> [Tugas] Menurut ulasan historiografi ini, tulisan Prof. Godee Molsbergen dimuat dalam buku apa?

> [Kutipan Teks]
------------------------------------------------

Review
Historiografi.
Nama : Irwan
Nim : 12/339246/PSA/7258
Abad 18 adalah
kata kunci dalam tulisan Prof. Godee Molsbergen yang termuat dalam buku Geschiedenis
van Nederlandsch-Indie”. Kategori periode ini diambil oleh Molsbergen
berdasarkan perkembangan social politik di negeri Belanda dan Eropa. Perubahan
kekuasaan dan status negeri belanda dari semula sebagai propinsi bagian dari
spanyol, menjadi Negara merdeka di bawah dinasti orange, dikuasai oleh Prancis
dan kembali menjadi Negara merdeka pada abad ke 18 menjadi salah satu
argumentasi Molsbergen dalam menetapkan kategori ini. Selain itu, konflik dan
perubahan di Eropa telah membuat Eropa sadar akan masa gelap dalam peradaban
mereka dan berusaha keluar dari lingkaran setan tersebut. Isu perbedaan kelas,
kapitalisme ekonomi, demokrasi dan pemerintahan, teknologi senjata adalah
bagian dari fenomena abad ke 18. Fenomena semakin sempurna ketika dimulai
revolusi industri di Inggris yang menghasilkan alat produksi massal dan mesin
uap. Kejayaan Eropa dimulai pada abad ini, dan menurutMolsbergen negeri Belanda
adalah bagian fenomena yang terjadi di Eropa. Lebih lanjut Molsbergen
menyatakan bahwa abad ke 18 juga menjadi kategori dalam penulisan sejarah
daerah Hindia belanda (Indonesia).

------------------------------------------------

[Butir yang tercantum dalam dataset]
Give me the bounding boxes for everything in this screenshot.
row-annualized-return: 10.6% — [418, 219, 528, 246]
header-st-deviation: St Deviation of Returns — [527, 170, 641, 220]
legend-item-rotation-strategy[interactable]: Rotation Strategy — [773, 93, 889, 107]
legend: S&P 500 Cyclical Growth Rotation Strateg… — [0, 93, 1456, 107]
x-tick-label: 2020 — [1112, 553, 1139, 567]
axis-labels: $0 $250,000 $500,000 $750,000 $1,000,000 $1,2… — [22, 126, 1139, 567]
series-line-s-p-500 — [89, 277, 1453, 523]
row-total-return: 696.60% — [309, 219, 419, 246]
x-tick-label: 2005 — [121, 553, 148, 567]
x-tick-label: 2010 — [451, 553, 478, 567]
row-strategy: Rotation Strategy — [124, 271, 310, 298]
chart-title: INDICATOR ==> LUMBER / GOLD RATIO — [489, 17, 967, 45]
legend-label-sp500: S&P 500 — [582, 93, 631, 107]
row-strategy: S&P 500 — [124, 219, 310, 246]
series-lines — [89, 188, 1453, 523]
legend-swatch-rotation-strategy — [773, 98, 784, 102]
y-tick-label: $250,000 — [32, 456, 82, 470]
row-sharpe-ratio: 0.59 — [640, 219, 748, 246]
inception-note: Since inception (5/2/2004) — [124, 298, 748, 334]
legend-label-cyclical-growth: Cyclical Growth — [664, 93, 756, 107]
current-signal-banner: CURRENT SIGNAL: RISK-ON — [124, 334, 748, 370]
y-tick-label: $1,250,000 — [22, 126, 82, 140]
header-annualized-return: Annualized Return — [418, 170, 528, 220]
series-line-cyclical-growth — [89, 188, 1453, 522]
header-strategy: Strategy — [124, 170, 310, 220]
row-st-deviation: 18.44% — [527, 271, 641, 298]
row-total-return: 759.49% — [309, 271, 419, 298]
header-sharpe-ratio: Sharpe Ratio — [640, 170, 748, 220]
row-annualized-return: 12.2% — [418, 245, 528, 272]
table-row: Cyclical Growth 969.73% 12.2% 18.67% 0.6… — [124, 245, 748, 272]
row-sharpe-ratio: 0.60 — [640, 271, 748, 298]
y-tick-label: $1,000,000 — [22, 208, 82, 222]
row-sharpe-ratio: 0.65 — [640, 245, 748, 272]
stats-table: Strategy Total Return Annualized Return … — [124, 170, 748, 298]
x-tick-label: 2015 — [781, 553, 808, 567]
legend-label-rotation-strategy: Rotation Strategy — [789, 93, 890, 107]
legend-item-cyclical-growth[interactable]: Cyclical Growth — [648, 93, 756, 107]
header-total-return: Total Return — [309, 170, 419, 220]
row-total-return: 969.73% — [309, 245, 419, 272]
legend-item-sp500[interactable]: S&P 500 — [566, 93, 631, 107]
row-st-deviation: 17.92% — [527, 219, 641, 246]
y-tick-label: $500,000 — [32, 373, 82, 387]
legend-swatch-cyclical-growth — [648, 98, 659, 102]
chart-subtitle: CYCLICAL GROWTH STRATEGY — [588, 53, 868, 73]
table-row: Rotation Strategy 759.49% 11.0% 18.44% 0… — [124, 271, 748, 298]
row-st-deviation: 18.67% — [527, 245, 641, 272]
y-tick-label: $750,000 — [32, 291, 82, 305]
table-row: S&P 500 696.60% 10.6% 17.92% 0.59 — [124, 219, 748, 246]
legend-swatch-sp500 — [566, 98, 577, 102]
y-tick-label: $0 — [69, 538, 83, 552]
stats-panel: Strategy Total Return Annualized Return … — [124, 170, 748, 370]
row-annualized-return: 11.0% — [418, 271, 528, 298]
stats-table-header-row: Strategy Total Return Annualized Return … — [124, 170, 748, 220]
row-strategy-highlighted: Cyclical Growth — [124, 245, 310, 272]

------------------------------------------------

> [Jawaban Tertulis] Tulisan itu dimuat dalam buku Geschiedenis van Nederlandsch-Indie.